Search the data below for the string "Pedestal". Extract every line that contains it.

* start Input records *

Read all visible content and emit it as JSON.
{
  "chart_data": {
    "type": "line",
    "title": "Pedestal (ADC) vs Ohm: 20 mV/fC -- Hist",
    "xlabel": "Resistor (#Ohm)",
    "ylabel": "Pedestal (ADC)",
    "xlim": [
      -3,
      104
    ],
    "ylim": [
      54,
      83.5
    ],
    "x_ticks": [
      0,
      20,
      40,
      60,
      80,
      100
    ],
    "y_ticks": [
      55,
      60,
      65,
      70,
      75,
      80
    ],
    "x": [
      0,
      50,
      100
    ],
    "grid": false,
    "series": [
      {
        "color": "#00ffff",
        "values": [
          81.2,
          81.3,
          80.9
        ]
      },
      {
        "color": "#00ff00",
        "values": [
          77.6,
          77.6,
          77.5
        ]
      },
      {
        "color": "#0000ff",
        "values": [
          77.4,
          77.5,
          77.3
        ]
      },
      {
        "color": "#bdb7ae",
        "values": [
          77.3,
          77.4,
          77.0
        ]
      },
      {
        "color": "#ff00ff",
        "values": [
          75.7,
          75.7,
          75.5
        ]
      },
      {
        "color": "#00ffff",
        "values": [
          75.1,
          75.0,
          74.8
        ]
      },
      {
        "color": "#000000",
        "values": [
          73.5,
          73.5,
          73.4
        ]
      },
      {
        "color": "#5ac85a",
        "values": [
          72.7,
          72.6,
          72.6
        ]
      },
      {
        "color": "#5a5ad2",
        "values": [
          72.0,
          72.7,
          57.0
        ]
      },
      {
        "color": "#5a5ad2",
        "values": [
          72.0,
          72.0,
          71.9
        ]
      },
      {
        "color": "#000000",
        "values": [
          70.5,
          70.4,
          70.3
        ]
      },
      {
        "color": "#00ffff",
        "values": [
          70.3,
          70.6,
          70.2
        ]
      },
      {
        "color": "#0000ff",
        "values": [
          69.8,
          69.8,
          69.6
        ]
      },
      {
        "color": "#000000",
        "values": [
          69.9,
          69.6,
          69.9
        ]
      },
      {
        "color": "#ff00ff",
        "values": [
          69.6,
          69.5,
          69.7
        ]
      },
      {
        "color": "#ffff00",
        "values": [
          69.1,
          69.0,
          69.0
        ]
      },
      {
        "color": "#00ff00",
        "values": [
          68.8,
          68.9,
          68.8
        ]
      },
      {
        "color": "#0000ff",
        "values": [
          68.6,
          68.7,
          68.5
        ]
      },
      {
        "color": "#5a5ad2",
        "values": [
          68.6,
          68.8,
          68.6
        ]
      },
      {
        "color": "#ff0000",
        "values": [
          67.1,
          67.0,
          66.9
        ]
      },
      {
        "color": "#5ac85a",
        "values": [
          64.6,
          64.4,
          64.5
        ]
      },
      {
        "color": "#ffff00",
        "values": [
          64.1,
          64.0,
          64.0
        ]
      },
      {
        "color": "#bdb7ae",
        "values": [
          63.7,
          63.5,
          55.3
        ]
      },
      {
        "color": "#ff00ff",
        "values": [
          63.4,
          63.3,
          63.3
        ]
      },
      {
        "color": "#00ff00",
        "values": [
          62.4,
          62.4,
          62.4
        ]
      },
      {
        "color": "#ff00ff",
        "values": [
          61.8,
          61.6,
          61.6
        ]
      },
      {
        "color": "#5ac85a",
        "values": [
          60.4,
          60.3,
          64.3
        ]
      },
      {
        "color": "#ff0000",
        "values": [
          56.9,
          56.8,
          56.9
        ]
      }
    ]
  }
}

* end Input records *

**Task answer:**
    "title": "Pedestal (ADC) vs Ohm: 20 mV/fC -- Hist",
    "ylabel": "Pedestal (ADC)",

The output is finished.